Data entries:

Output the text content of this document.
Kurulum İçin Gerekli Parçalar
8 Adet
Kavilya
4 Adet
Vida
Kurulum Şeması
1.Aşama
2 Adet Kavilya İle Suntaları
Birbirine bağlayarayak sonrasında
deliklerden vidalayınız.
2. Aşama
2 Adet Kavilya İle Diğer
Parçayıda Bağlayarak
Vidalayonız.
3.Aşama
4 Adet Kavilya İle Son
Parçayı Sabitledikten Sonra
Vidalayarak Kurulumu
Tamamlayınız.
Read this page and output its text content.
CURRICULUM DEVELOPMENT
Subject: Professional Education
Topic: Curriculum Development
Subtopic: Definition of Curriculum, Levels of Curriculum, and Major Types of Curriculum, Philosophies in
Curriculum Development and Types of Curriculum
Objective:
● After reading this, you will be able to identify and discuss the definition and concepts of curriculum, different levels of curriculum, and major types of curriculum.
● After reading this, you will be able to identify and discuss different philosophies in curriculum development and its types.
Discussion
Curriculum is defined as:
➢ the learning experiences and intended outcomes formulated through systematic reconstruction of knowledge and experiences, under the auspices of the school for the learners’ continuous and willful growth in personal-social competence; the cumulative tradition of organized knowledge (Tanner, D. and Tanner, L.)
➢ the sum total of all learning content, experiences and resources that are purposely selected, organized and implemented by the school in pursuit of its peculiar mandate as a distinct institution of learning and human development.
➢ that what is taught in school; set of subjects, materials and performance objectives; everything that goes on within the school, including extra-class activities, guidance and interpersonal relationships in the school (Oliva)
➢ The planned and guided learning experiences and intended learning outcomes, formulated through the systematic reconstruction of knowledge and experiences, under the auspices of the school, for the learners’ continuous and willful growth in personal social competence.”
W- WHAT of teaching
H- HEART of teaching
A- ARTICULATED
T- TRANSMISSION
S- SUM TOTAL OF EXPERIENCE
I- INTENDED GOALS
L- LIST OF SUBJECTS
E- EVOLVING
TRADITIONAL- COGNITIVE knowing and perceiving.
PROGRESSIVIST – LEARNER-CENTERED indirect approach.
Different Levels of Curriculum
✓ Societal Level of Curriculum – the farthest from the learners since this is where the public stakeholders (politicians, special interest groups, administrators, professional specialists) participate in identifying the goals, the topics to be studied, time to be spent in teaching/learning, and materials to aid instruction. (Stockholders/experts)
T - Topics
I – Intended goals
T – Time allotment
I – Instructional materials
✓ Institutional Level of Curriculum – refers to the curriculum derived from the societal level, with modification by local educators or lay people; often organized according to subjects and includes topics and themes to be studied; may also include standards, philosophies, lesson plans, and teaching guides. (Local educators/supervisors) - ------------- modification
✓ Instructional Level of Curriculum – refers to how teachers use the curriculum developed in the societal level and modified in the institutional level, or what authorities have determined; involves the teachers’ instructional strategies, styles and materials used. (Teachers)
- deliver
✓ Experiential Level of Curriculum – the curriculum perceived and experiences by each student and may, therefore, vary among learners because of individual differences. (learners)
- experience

Brief: Reproduce the records in full, exactly as written.

Task response:
Output the text content of this document.
Kurulum İçin Gerekli Parçalar
8 Adet
Kavilya
4 Adet
Vida
Kurulum Şeması
1.Aşama
2 Adet Kavilya İle Suntaları
Birbirine bağlayarayak sonrasında
deliklerden vidalayınız.
2. Aşama
2 Adet Kavilya İle Diğer
Parçayıda Bağlayarak
Vidalayonız.
3.Aşama
4 Adet Kavilya İle Son
Parçayı Sabitledikten Sonra
Vidalayarak Kurulumu
Tamamlayınız.
Read this page and output its text content.
CURRICULUM DEVELOPMENT
Subject: Professional Education
Topic: Curriculum Development
Subtopic: Definition of Curriculum, Levels of Curriculum, and Major Types of Curriculum, Philosophies in
Curriculum Development and Types of Curriculum
Objective:
● After reading this, you will be able to identify and discuss the definition and concepts of curriculum, different levels of curriculum, and major types of curriculum.
● After reading this, you will be able to identify and discuss different philosophies in curriculum development and its types.
Discussion
Curriculum is defined as:
➢ the learning experiences and intended outcomes formulated through systematic reconstruction of knowledge and experiences, under the auspices of the school for the learners’ continuous and willful growth in personal-social competence; the cumulative tradition of organized knowledge (Tanner, D. and Tanner, L.)
➢ the sum total of all learning content, experiences and resources that are purposely selected, organized and implemented by the school in pursuit of its peculiar mandate as a distinct institution of learning and human development.
➢ that what is taught in school; set of subjects, materials and performance objectives; everything that goes on within the school, including extra-class activities, guidance and interpersonal relationships in the school (Oliva)
➢ The planned and guided learning experiences and intended learning outcomes, formulated through the systematic reconstruction of knowledge and experiences, under the auspices of the school, for the learners’ continuous and willful growth in personal social competence.”
W- WHAT of teaching
H- HEART of teaching
A- ARTICULATED
T- TRANSMISSION
S- SUM TOTAL OF EXPERIENCE
I- INTENDED GOALS
L- LIST OF SUBJECTS
E- EVOLVING
TRADITIONAL- COGNITIVE knowing and perceiving.
PROGRESSIVIST – LEARNER-CENTERED indirect approach.
Different Levels of Curriculum
✓ Societal Level of Curriculum – the farthest from the learners since this is where the public stakeholders (politicians, special interest groups, administrators, professional specialists) participate in identifying the goals, the topics to be studied, time to be spent in teaching/learning, and materials to aid instruction. (Stockholders/experts)
T - Topics
I – Intended goals
T – Time allotment
I – Instructional materials
✓ Institutional Level of Curriculum – refers to the curriculum derived from the societal level, with modification by local educators or lay people; often organized according to subjects and includes topics and themes to be studied; may also include standards, philosophies, lesson plans, and teaching guides. (Local educators/supervisors) - ------------- modification
✓ Instructional Level of Curriculum – refers to how teachers use the curriculum developed in the societal level and modified in the institutional level, or what authorities have determined; involves the teachers’ instructional strategies, styles and materials used. (Teachers)
- deliver
✓ Experiential Level of Curriculum – the curriculum perceived and experiences by each student and may, therefore, vary among learners because of individual differences. (learners)
- experience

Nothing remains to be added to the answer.